__Available records__.
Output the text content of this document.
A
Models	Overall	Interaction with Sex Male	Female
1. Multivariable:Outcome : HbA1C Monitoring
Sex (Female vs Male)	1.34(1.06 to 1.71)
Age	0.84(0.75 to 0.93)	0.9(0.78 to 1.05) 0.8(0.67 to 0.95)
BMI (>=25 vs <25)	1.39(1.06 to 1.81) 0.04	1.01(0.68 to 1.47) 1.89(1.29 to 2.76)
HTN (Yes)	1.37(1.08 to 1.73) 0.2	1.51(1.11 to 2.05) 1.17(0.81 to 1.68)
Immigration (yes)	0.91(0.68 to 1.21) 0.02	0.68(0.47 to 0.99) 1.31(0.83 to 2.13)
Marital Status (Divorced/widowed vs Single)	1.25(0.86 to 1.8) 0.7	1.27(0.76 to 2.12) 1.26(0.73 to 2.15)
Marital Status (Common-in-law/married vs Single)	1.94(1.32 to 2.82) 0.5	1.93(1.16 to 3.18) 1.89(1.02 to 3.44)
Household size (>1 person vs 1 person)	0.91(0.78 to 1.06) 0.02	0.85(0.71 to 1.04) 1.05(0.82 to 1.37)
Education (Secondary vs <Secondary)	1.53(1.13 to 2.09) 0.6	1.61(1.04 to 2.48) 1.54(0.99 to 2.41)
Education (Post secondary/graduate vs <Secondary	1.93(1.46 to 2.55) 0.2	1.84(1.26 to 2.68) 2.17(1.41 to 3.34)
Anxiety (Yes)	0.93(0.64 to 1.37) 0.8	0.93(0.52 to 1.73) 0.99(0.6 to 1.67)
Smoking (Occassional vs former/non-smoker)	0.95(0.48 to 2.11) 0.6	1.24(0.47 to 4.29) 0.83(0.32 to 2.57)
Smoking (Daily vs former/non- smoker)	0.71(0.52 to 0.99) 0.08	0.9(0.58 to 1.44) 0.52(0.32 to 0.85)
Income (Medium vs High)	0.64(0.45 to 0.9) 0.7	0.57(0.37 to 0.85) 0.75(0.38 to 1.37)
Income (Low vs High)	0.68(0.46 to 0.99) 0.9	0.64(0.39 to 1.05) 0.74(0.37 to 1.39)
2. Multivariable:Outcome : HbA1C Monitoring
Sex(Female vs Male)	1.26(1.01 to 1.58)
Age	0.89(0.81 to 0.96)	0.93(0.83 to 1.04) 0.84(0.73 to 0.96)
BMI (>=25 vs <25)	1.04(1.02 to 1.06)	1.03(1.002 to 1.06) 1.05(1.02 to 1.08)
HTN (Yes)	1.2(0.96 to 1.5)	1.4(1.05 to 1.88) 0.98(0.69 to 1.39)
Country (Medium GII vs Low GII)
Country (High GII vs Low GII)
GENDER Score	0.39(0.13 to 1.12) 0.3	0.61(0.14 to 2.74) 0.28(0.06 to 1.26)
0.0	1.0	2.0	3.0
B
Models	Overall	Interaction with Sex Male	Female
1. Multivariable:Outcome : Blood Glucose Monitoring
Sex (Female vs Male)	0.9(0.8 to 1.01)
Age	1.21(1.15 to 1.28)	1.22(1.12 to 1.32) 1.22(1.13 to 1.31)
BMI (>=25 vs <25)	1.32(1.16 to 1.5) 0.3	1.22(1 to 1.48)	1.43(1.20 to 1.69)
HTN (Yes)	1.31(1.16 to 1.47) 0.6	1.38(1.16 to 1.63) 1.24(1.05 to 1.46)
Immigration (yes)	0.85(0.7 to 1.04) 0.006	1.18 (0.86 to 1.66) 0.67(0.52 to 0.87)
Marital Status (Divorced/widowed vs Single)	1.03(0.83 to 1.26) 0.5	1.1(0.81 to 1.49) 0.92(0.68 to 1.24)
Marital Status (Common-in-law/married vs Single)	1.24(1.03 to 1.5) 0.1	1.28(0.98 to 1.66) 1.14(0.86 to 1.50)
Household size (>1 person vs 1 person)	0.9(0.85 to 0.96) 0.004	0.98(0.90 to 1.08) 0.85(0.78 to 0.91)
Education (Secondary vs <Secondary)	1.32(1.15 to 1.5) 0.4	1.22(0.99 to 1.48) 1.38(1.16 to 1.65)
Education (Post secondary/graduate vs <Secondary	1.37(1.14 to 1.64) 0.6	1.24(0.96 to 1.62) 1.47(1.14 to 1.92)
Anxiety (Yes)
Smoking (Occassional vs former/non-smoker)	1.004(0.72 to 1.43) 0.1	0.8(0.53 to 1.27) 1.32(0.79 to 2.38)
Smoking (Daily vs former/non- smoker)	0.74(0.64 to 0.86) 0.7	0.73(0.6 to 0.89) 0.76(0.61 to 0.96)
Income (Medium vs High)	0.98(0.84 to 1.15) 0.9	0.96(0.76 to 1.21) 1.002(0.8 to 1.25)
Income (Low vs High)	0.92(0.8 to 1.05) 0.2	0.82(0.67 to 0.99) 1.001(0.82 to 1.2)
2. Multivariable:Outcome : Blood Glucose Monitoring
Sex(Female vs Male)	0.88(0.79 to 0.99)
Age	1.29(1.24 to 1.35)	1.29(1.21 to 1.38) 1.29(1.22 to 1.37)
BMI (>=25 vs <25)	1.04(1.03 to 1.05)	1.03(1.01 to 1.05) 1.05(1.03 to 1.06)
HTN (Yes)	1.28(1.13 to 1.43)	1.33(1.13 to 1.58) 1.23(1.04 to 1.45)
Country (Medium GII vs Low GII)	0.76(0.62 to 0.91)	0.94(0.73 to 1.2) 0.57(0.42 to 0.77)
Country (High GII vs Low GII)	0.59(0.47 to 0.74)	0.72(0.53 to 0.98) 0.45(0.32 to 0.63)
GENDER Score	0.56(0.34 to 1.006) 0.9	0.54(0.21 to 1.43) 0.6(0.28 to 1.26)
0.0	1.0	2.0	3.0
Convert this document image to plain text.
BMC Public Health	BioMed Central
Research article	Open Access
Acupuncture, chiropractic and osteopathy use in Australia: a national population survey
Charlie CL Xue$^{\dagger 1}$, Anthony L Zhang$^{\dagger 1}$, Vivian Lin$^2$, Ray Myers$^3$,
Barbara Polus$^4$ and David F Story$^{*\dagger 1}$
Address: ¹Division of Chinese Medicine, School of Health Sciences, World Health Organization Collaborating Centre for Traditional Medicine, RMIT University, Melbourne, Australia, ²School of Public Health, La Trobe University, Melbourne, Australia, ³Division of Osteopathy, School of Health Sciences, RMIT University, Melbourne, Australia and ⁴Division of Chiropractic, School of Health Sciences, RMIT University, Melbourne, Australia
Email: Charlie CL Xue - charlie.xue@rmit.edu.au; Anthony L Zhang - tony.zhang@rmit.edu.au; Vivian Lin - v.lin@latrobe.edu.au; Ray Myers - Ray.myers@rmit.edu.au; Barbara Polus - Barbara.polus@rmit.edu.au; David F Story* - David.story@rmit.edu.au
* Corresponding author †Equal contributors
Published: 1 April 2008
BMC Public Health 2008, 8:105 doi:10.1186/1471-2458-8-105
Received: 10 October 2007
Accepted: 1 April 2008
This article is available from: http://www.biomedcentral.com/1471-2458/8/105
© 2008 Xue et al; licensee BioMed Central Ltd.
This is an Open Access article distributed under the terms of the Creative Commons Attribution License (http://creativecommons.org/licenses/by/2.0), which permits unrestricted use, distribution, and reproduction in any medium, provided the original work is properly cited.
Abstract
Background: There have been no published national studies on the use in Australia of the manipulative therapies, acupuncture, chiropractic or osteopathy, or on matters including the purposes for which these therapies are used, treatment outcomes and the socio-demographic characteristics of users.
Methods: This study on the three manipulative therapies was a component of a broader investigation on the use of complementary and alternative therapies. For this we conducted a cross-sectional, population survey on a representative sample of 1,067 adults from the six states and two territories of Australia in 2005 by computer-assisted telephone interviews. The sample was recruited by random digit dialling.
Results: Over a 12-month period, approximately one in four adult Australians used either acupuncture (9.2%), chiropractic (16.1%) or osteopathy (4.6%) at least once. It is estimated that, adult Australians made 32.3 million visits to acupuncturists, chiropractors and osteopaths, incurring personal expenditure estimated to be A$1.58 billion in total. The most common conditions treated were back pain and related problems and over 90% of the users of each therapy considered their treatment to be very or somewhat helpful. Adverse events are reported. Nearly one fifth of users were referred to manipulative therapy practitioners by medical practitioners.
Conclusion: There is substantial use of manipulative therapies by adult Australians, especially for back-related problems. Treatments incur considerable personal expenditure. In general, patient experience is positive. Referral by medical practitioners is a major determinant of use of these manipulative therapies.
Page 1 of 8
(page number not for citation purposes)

__Written request__.
Report each line of the material above where the word "Barbara" appears.

__Output for this task__.
Barbara Polus$^4$ and David F Story$^{*\dagger 1}$
Email: Charlie CL Xue - charlie.xue@rmit.edu.au; Anthony L Zhang - tony.zhang@rmit.edu.au; Vivian Lin - v.lin@latrobe.edu.au; Ray Myers - Ray.myers@rmit.edu.au; Barbara Polus - Barbara.polus@rmit.edu.au; David F Story* - David.story@rmit.edu.au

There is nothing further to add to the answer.